▶ [PROBLEM STATEMENT] Copy out each line exactly as it appears.
::::::::
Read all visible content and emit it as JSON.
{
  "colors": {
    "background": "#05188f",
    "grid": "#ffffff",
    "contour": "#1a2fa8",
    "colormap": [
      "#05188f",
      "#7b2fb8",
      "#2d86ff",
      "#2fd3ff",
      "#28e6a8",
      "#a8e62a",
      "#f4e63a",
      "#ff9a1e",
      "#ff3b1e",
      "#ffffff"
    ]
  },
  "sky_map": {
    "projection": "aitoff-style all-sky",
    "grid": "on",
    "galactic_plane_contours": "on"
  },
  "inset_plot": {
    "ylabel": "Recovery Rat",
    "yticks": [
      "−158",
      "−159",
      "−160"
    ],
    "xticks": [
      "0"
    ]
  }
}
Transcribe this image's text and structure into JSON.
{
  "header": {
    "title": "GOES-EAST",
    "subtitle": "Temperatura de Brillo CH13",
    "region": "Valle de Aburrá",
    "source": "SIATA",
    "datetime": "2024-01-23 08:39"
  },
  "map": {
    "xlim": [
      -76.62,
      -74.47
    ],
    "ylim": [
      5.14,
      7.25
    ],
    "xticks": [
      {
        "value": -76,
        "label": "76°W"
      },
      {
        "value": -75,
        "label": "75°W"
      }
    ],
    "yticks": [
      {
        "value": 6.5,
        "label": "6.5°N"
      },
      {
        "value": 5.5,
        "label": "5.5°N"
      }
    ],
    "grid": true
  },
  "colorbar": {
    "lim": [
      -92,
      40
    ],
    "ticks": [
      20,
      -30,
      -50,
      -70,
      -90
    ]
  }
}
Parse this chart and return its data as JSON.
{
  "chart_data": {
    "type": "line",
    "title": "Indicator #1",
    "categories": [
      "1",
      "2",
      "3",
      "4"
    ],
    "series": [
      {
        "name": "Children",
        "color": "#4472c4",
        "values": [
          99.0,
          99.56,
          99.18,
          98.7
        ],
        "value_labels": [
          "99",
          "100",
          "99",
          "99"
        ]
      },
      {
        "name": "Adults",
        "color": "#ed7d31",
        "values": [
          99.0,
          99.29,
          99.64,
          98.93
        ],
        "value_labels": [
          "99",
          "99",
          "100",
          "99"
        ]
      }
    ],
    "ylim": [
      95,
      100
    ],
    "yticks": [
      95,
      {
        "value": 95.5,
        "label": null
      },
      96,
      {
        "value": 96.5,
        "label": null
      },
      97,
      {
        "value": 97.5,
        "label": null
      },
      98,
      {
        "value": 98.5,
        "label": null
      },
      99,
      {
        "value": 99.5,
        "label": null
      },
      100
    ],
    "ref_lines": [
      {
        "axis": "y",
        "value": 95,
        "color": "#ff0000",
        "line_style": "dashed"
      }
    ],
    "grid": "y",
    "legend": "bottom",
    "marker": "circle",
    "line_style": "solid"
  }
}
::::::::
▶ [TASK RESULT]
Read all visible content and emit it as JSON.
{
  "colors": {
    "background": "#05188f",
    "grid": "#ffffff",
    "contour": "#1a2fa8",
    "colormap": [
      "#05188f",
      "#7b2fb8",
      "#2d86ff",
      "#2fd3ff",
      "#28e6a8",
      "#a8e62a",
      "#f4e63a",
      "#ff9a1e",
      "#ff3b1e",
      "#ffffff"
    ]
  },
  "sky_map": {
    "projection": "aitoff-style all-sky",
    "grid": "on",
    "galactic_plane_contours": "on"
  },
  "inset_plot": {
    "ylabel": "Recovery Rat",
    "yticks": [
      "−158",
      "−159",
      "−160"
    ],
    "xticks": [
      "0"
    ]
  }
}
Transcribe this image's text and structure into JSON.
{
  "header": {
    "title": "GOES-EAST",
    "subtitle": "Temperatura de Brillo CH13",
    "region": "Valle de Aburrá",
    "source": "SIATA",
    "datetime": "2024-01-23 08:39"
  },
  "map": {
    "xlim": [
      -76.62,
      -74.47
    ],
    "ylim": [
      5.14,
      7.25
    ],
    "xticks": [
      {
        "value": -76,
        "label": "76°W"
      },
      {
        "value": -75,
        "label": "75°W"
      }
    ],
    "yticks": [
      {
        "value": 6.5,
        "label": "6.5°N"
      },
      {
        "value": 5.5,
        "label": "5.5°N"
      }
    ],
    "grid": true
  },
  "colorbar": {
    "lim": [
      -92,
      40
    ],
    "ticks": [
      20,
      -30,
      -50,
      -70,
      -90
    ]
  }
}
Parse this chart and return its data as JSON.
{
  "chart_data": {
    "type": "line",
    "title": "Indicator #1",
    "categories": [
      "1",
      "2",
      "3",
      "4"
    ],
    "series": [
      {
        "name": "Children",
        "color": "#4472c4",
        "values": [
          99.0,
          99.56,
          99.18,
          98.7
        ],
        "value_labels": [
          "99",
          "100",
          "99",
          "99"
        ]
      },
      {
        "name": "Adults",
        "color": "#ed7d31",
        "values": [
          99.0,
          99.29,
          99.64,
          98.93
        ],
        "value_labels": [
          "99",
          "99",
          "100",
          "99"
        ]
      }
    ],
    "ylim": [
      95,
      100
    ],
    "yticks": [
      95,
      {
        "value": 95.5,
        "label": null
      },
      96,
      {
        "value": 96.5,
        "label": null
      },
      97,
      {
        "value": 97.5,
        "label": null
      },
      98,
      {
        "value": 98.5,
        "label": null
      },
      99,
      {
        "value": 99.5,
        "label": null
      },
      100
    ],
    "ref_lines": [
      {
        "axis": "y",
        "value": 95,
        "color": "#ff0000",
        "line_style": "dashed"
      }
    ],
    "grid": "y",
    "legend": "bottom",
    "marker": "circle",
    "line_style": "solid"
  }
}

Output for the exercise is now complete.